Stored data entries
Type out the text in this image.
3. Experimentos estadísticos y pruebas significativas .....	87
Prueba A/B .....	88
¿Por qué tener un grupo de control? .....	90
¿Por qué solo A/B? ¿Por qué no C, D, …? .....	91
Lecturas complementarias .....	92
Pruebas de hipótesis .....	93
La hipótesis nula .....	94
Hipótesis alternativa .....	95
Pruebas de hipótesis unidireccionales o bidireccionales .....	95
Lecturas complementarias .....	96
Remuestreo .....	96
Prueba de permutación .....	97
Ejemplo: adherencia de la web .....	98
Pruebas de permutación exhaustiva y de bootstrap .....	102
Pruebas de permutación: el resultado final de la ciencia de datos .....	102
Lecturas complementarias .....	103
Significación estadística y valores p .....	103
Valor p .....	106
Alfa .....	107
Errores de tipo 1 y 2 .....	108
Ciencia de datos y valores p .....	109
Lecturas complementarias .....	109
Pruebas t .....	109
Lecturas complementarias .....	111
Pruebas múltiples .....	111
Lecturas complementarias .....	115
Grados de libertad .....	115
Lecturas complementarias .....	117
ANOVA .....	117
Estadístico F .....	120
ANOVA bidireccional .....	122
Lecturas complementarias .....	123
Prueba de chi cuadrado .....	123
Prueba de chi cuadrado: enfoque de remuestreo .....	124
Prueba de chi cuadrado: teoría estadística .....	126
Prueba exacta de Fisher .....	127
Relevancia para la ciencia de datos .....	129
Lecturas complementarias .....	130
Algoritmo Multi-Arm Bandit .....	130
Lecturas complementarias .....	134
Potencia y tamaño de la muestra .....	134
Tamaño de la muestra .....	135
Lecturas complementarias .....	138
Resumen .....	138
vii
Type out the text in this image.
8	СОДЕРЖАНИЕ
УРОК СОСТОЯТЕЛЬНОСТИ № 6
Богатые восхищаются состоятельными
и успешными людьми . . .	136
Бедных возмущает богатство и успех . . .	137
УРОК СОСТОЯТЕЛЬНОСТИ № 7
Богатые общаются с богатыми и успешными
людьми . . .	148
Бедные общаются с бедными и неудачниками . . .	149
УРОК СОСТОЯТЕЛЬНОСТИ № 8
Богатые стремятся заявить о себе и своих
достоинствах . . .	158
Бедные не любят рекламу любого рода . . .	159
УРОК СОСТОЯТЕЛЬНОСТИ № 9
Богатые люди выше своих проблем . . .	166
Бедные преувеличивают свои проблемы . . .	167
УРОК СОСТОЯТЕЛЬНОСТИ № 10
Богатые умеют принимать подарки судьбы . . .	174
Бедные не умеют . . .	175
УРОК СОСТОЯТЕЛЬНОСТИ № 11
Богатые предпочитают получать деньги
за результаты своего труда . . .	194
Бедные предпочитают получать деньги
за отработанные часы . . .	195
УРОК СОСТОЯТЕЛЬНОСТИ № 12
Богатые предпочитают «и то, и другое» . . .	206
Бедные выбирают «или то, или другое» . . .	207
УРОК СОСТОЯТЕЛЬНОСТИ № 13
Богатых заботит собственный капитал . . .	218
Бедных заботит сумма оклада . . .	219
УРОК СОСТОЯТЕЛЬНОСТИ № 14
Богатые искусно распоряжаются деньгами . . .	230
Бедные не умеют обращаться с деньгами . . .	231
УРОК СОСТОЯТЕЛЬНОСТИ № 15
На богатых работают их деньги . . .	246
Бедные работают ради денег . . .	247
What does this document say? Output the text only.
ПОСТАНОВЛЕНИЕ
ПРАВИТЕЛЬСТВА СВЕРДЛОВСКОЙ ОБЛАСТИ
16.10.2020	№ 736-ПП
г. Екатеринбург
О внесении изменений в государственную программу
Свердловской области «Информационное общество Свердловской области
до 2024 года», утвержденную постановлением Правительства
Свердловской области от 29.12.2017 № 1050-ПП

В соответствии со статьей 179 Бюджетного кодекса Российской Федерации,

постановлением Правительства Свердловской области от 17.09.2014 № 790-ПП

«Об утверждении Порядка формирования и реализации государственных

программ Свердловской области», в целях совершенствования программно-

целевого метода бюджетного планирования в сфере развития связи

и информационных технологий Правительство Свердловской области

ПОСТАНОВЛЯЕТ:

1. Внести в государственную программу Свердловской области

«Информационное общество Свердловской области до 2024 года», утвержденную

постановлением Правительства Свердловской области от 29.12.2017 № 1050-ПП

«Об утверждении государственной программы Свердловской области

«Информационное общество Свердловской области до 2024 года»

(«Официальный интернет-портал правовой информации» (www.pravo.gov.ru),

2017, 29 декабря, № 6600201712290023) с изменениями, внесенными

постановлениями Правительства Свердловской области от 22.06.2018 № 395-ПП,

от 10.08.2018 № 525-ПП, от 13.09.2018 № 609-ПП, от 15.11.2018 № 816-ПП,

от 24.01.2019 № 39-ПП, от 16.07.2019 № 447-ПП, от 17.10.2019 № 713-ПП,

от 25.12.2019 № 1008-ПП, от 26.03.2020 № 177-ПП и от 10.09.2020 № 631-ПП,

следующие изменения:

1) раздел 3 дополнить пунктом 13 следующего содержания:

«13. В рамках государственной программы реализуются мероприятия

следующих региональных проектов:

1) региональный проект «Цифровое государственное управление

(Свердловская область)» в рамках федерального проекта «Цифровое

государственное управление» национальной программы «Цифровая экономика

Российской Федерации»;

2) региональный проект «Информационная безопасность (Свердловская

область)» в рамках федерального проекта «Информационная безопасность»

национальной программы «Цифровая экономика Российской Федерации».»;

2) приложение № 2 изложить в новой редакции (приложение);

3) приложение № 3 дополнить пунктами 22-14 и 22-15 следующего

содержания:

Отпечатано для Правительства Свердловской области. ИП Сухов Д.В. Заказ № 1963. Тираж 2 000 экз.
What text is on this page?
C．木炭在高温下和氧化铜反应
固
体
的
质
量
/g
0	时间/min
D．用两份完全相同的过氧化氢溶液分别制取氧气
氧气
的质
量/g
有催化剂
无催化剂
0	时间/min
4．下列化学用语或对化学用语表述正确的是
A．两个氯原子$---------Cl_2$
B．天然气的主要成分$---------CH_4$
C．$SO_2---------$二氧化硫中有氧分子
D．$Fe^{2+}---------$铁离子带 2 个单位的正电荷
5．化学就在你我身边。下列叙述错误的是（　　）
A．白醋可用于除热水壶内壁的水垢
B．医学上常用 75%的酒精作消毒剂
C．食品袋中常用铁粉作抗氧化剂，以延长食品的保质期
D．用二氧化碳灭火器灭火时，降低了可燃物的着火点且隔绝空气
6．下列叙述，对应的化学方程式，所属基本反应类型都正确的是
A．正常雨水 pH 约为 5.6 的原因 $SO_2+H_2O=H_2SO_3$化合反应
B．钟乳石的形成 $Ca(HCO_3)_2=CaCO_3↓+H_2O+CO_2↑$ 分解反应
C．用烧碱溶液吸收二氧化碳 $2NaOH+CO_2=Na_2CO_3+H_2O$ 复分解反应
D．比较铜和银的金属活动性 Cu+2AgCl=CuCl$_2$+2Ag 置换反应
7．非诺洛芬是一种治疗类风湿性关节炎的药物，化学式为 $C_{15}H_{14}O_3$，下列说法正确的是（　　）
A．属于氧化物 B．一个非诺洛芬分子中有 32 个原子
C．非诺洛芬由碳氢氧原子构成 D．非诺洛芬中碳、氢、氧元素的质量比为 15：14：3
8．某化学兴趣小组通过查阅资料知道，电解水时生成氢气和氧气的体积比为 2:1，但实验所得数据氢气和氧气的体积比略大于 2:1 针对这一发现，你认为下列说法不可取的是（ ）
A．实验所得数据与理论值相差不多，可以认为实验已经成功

Task brief —
Gather from the data above every line with the string "Lecturas".

Solution for this task —
Lecturas complementarias .....	92
Lecturas complementarias .....	96
Lecturas complementarias .....	103
Lecturas complementarias .....	109
Lecturas complementarias .....	111
Lecturas complementarias .....	115
Lecturas complementarias .....	117
Lecturas complementarias .....	123
Lecturas complementarias .....	130
Lecturas complementarias .....	134
Lecturas complementarias .....	138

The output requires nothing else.